*Your instructions*
Locate every line in the records below that holds the word "subtitle" and return each one.

# Start of Extracted entries

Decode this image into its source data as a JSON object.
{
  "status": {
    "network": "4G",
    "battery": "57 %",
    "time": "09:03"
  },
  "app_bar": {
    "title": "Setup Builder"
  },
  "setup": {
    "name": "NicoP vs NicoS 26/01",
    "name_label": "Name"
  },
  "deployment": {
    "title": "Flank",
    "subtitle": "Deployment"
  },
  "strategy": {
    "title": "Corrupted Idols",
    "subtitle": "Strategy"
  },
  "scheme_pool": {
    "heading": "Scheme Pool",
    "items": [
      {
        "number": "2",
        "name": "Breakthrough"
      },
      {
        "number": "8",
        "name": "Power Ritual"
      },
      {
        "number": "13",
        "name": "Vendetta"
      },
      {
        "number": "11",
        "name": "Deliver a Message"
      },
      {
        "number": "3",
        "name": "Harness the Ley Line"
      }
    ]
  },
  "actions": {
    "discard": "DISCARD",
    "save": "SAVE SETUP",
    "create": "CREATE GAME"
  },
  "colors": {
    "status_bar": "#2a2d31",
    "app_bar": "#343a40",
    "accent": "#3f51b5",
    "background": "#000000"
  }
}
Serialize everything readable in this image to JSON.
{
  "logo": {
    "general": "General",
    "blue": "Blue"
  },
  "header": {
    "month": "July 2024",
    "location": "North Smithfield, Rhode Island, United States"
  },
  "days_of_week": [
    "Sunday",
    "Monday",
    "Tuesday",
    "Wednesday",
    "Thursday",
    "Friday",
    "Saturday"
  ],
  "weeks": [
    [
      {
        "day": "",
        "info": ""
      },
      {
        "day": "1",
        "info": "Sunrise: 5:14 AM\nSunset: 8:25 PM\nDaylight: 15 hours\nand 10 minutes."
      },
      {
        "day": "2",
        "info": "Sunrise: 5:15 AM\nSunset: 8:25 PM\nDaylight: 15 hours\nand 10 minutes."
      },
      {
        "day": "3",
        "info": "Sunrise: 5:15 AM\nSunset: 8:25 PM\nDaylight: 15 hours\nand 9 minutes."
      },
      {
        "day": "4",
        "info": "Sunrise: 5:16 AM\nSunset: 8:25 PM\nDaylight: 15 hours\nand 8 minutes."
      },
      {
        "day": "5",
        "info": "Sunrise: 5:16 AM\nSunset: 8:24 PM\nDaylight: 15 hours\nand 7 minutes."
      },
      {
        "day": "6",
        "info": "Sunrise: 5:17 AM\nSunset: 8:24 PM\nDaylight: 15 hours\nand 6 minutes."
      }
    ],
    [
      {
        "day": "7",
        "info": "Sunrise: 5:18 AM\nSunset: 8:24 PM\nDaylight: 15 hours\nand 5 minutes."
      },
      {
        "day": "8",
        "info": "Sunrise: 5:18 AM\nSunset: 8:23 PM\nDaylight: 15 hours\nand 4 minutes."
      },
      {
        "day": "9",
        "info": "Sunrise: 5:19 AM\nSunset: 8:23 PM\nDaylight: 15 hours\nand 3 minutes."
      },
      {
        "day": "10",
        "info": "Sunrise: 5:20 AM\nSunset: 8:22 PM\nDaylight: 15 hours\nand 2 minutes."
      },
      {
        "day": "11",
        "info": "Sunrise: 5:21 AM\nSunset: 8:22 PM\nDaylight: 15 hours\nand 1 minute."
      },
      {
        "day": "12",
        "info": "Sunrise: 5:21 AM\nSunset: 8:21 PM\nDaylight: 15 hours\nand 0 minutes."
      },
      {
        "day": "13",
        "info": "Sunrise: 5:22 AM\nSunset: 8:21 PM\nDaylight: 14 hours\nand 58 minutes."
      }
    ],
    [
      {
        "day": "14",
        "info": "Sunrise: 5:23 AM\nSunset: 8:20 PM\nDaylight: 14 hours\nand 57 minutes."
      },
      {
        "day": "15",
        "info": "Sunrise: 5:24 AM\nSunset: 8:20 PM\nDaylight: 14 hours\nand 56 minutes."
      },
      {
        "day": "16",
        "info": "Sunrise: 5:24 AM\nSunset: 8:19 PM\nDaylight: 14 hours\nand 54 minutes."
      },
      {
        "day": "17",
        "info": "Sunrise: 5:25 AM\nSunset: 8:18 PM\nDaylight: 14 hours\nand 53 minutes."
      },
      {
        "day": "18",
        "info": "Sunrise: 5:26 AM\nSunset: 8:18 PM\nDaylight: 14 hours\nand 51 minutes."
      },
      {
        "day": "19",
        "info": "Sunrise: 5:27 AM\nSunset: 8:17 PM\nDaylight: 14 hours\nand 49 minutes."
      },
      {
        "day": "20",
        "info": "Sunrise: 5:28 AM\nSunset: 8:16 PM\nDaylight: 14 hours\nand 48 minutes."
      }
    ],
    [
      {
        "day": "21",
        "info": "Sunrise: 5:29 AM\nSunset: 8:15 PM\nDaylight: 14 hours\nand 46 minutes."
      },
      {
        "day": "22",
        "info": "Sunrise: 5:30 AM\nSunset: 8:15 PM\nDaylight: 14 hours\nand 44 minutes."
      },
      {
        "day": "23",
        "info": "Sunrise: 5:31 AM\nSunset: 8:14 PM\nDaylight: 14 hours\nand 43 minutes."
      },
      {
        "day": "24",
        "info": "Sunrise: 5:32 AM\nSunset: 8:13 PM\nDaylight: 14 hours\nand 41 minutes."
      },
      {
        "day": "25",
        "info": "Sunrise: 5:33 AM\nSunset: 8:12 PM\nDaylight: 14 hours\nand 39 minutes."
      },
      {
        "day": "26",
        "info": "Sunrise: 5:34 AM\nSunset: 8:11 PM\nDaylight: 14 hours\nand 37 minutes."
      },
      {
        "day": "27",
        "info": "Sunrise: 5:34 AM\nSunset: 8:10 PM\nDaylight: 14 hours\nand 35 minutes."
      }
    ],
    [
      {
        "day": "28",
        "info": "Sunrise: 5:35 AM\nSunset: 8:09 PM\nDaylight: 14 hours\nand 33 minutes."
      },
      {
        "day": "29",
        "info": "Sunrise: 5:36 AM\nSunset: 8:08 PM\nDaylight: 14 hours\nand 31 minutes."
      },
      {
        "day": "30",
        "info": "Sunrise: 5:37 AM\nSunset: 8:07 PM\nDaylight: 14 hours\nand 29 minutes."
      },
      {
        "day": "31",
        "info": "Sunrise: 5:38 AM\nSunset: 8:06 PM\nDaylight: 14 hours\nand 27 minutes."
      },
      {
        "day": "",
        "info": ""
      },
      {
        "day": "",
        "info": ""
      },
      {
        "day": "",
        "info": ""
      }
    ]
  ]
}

# End of Extracted entries

*Answer to the task*
    "subtitle": "Deployment"
    "subtitle": "Strategy"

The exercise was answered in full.